--- EXERCISE INPUT ---

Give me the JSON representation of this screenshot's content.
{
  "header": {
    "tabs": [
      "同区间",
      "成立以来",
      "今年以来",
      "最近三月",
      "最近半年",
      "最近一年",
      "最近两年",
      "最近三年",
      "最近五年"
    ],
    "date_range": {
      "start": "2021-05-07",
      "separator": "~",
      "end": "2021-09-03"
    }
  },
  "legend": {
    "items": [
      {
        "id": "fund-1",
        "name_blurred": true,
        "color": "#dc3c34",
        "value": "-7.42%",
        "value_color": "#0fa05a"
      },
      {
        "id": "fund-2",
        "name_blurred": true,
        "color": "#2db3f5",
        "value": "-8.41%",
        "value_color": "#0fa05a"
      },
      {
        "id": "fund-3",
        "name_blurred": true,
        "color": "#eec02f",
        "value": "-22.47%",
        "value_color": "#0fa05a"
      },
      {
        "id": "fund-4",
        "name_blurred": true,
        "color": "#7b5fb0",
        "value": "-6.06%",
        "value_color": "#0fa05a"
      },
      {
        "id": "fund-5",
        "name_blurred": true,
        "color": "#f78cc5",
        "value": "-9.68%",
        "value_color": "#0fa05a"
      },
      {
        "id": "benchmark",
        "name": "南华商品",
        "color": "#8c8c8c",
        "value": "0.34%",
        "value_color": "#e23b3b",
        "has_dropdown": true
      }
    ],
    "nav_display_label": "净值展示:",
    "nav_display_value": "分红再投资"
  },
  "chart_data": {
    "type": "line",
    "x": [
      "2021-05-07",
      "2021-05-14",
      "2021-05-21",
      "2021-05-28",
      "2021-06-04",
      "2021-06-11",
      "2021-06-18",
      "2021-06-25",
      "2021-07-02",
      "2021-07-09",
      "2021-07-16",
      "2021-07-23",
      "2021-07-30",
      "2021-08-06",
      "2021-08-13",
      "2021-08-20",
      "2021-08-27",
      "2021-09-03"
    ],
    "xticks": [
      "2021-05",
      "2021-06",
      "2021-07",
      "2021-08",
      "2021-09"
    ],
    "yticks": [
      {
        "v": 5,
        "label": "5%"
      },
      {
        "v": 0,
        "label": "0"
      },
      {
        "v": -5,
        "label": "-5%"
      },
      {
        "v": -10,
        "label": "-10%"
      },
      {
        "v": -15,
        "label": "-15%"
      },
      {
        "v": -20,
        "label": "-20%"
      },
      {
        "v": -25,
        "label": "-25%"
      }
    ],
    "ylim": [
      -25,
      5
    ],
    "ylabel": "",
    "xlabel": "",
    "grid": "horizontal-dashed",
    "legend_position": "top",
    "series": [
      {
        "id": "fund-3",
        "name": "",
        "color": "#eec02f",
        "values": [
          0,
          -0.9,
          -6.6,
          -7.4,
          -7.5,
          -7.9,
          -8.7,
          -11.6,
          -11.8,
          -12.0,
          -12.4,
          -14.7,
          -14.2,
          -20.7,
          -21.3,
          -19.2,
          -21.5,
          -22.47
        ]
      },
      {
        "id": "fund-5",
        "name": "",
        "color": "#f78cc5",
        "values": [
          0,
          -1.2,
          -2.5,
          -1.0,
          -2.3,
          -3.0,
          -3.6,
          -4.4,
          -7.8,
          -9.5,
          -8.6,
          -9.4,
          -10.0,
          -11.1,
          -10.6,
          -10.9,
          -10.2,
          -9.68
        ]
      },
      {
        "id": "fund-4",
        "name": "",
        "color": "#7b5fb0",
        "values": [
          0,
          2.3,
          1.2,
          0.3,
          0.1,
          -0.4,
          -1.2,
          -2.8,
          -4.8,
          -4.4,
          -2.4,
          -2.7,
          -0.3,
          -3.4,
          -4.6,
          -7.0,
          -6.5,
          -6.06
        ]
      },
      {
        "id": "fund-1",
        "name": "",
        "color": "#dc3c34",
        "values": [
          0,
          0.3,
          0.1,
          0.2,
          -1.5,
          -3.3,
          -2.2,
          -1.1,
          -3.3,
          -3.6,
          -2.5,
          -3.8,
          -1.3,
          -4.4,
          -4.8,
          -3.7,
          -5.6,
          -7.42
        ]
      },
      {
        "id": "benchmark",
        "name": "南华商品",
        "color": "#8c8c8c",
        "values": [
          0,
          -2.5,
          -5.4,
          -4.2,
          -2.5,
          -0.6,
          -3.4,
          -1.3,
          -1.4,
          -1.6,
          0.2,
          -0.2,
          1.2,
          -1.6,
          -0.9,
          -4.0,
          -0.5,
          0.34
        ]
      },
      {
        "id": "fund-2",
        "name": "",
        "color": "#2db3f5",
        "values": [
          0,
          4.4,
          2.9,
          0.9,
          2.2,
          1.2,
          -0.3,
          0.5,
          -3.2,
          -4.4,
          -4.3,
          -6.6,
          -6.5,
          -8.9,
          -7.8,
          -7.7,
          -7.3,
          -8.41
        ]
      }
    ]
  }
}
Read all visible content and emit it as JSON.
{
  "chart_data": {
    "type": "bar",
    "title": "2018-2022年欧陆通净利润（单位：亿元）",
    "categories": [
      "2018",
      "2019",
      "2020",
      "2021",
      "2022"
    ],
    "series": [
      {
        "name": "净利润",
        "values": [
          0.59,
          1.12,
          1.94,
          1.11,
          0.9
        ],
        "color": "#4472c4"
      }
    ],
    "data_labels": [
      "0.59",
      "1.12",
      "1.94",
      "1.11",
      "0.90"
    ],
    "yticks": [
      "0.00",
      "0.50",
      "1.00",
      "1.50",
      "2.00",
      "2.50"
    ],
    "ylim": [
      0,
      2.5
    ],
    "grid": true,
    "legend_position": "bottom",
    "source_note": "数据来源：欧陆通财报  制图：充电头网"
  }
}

---

| WHAT IS ASKED |
Copy out all the entries shown above, character for character.

| RESPONSE FOR THIS EXERCISE |
Give me the JSON representation of this screenshot's content.
{
  "header": {
    "tabs": [
      "同区间",
      "成立以来",
      "今年以来",
      "最近三月",
      "最近半年",
      "最近一年",
      "最近两年",
      "最近三年",
      "最近五年"
    ],
    "date_range": {
      "start": "2021-05-07",
      "separator": "~",
      "end": "2021-09-03"
    }
  },
  "legend": {
    "items": [
      {
        "id": "fund-1",
        "name_blurred": true,
        "color": "#dc3c34",
        "value": "-7.42%",
        "value_color": "#0fa05a"
      },
      {
        "id": "fund-2",
        "name_blurred": true,
        "color": "#2db3f5",
        "value": "-8.41%",
        "value_color": "#0fa05a"
      },
      {
        "id": "fund-3",
        "name_blurred": true,
        "color": "#eec02f",
        "value": "-22.47%",
        "value_color": "#0fa05a"
      },
      {
        "id": "fund-4",
        "name_blurred": true,
        "color": "#7b5fb0",
        "value": "-6.06%",
        "value_color": "#0fa05a"
      },
      {
        "id": "fund-5",
        "name_blurred": true,
        "color": "#f78cc5",
        "value": "-9.68%",
        "value_color": "#0fa05a"
      },
      {
        "id": "benchmark",
        "name": "南华商品",
        "color": "#8c8c8c",
        "value": "0.34%",
        "value_color": "#e23b3b",
        "has_dropdown": true
      }
    ],
    "nav_display_label": "净值展示:",
    "nav_display_value": "分红再投资"
  },
  "chart_data": {
    "type": "line",
    "x": [
      "2021-05-07",
      "2021-05-14",
      "2021-05-21",
      "2021-05-28",
      "2021-06-04",
      "2021-06-11",
      "2021-06-18",
      "2021-06-25",
      "2021-07-02",
      "2021-07-09",
      "2021-07-16",
      "2021-07-23",
      "2021-07-30",
      "2021-08-06",
      "2021-08-13",
      "2021-08-20",
      "2021-08-27",
      "2021-09-03"
    ],
    "xticks": [
      "2021-05",
      "2021-06",
      "2021-07",
      "2021-08",
      "2021-09"
    ],
    "yticks": [
      {
        "v": 5,
        "label": "5%"
      },
      {
        "v": 0,
        "label": "0"
      },
      {
        "v": -5,
        "label": "-5%"
      },
      {
        "v": -10,
        "label": "-10%"
      },
      {
        "v": -15,
        "label": "-15%"
      },
      {
        "v": -20,
        "label": "-20%"
      },
      {
        "v": -25,
        "label": "-25%"
      }
    ],
    "ylim": [
      -25,
      5
    ],
    "ylabel": "",
    "xlabel": "",
    "grid": "horizontal-dashed",
    "legend_position": "top",
    "series": [
      {
        "id": "fund-3",
        "name": "",
        "color": "#eec02f",
        "values": [
          0,
          -0.9,
          -6.6,
          -7.4,
          -7.5,
          -7.9,
          -8.7,
          -11.6,
          -11.8,
          -12.0,
          -12.4,
          -14.7,
          -14.2,
          -20.7,
          -21.3,
          -19.2,
          -21.5,
          -22.47
        ]
      },
      {
        "id": "fund-5",
        "name": "",
        "color": "#f78cc5",
        "values": [
          0,
          -1.2,
          -2.5,
          -1.0,
          -2.3,
          -3.0,
          -3.6,
          -4.4,
          -7.8,
          -9.5,
          -8.6,
          -9.4,
          -10.0,
          -11.1,
          -10.6,
          -10.9,
          -10.2,
          -9.68
        ]
      },
      {
        "id": "fund-4",
        "name": "",
        "color": "#7b5fb0",
        "values": [
          0,
          2.3,
          1.2,
          0.3,
          0.1,
          -0.4,
          -1.2,
          -2.8,
          -4.8,
          -4.4,
          -2.4,
          -2.7,
          -0.3,
          -3.4,
          -4.6,
          -7.0,
          -6.5,
          -6.06
        ]
      },
      {
        "id": "fund-1",
        "name": "",
        "color": "#dc3c34",
        "values": [
          0,
          0.3,
          0.1,
          0.2,
          -1.5,
          -3.3,
          -2.2,
          -1.1,
          -3.3,
          -3.6,
          -2.5,
          -3.8,
          -1.3,
          -4.4,
          -4.8,
          -3.7,
          -5.6,
          -7.42
        ]
      },
      {
        "id": "benchmark",
        "name": "南华商品",
        "color": "#8c8c8c",
        "values": [
          0,
          -2.5,
          -5.4,
          -4.2,
          -2.5,
          -0.6,
          -3.4,
          -1.3,
          -1.4,
          -1.6,
          0.2,
          -0.2,
          1.2,
          -1.6,
          -0.9,
          -4.0,
          -0.5,
          0.34
        ]
      },
      {
        "id": "fund-2",
        "name": "",
        "color": "#2db3f5",
        "values": [
          0,
          4.4,
          2.9,
          0.9,
          2.2,
          1.2,
          -0.3,
          0.5,
          -3.2,
          -4.4,
          -4.3,
          -6.6,
          -6.5,
          -8.9,
          -7.8,
          -7.7,
          -7.3,
          -8.41
        ]
      }
    ]
  }
}
Read all visible content and emit it as JSON.
{
  "chart_data": {
    "type": "bar",
    "title": "2018-2022年欧陆通净利润（单位：亿元）",
    "categories": [
      "2018",
      "2019",
      "2020",
      "2021",
      "2022"
    ],
    "series": [
      {
        "name": "净利润",
        "values": [
          0.59,
          1.12,
          1.94,
          1.11,
          0.9
        ],
        "color": "#4472c4"
      }
    ],
    "data_labels": [
      "0.59",
      "1.12",
      "1.94",
      "1.11",
      "0.90"
    ],
    "yticks": [
      "0.00",
      "0.50",
      "1.00",
      "1.50",
      "2.00",
      "2.50"
    ],
    "ylim": [
      0,
      2.5
    ],
    "grid": true,
    "legend_position": "bottom",
    "source_note": "数据来源：欧陆通财报  制图：充电头网"
  }
}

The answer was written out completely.